• **What is required**: The data below is to be returned in full and exactly.
<<<<
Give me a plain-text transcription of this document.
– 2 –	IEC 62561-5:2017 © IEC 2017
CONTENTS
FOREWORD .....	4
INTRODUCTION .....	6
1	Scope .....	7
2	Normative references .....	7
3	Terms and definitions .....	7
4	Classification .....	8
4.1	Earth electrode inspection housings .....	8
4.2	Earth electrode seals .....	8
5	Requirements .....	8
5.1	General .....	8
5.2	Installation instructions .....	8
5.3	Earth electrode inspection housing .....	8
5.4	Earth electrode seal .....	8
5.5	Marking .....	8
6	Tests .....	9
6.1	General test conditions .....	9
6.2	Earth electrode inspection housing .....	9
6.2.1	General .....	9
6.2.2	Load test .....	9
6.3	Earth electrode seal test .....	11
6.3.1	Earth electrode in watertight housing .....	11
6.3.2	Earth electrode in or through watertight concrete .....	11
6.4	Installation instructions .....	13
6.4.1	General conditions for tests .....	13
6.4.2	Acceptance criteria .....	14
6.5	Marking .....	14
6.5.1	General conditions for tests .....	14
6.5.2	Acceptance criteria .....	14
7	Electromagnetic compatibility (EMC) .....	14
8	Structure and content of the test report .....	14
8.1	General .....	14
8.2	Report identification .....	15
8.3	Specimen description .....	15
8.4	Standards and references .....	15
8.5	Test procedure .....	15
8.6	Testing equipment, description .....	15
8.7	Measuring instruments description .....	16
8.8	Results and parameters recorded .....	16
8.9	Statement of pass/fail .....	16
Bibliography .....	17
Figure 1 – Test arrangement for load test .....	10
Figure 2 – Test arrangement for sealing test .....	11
>>>>
• **Written solution**:
Give me a plain-text transcription of this document.
– 2 –	IEC 62561-5:2017 © IEC 2017
CONTENTS
FOREWORD .....	4
INTRODUCTION .....	6
1	Scope .....	7
2	Normative references .....	7
3	Terms and definitions .....	7
4	Classification .....	8
4.1	Earth electrode inspection housings .....	8
4.2	Earth electrode seals .....	8
5	Requirements .....	8
5.1	General .....	8
5.2	Installation instructions .....	8
5.3	Earth electrode inspection housing .....	8
5.4	Earth electrode seal .....	8
5.5	Marking .....	8
6	Tests .....	9
6.1	General test conditions .....	9
6.2	Earth electrode inspection housing .....	9
6.2.1	General .....	9
6.2.2	Load test .....	9
6.3	Earth electrode seal test .....	11
6.3.1	Earth electrode in watertight housing .....	11
6.3.2	Earth electrode in or through watertight concrete .....	11
6.4	Installation instructions .....	13
6.4.1	General conditions for tests .....	13
6.4.2	Acceptance criteria .....	14
6.5	Marking .....	14
6.5.1	General conditions for tests .....	14
6.5.2	Acceptance criteria .....	14
7	Electromagnetic compatibility (EMC) .....	14
8	Structure and content of the test report .....	14
8.1	General .....	14
8.2	Report identification .....	15
8.3	Specimen description .....	15
8.4	Standards and references .....	15
8.5	Test procedure .....	15
8.6	Testing equipment, description .....	15
8.7	Measuring instruments description .....	16
8.8	Results and parameters recorded .....	16
8.9	Statement of pass/fail .....	16
Bibliography .....	17
Figure 1 – Test arrangement for load test .....	10
Figure 2 – Test arrangement for sealing test .....	11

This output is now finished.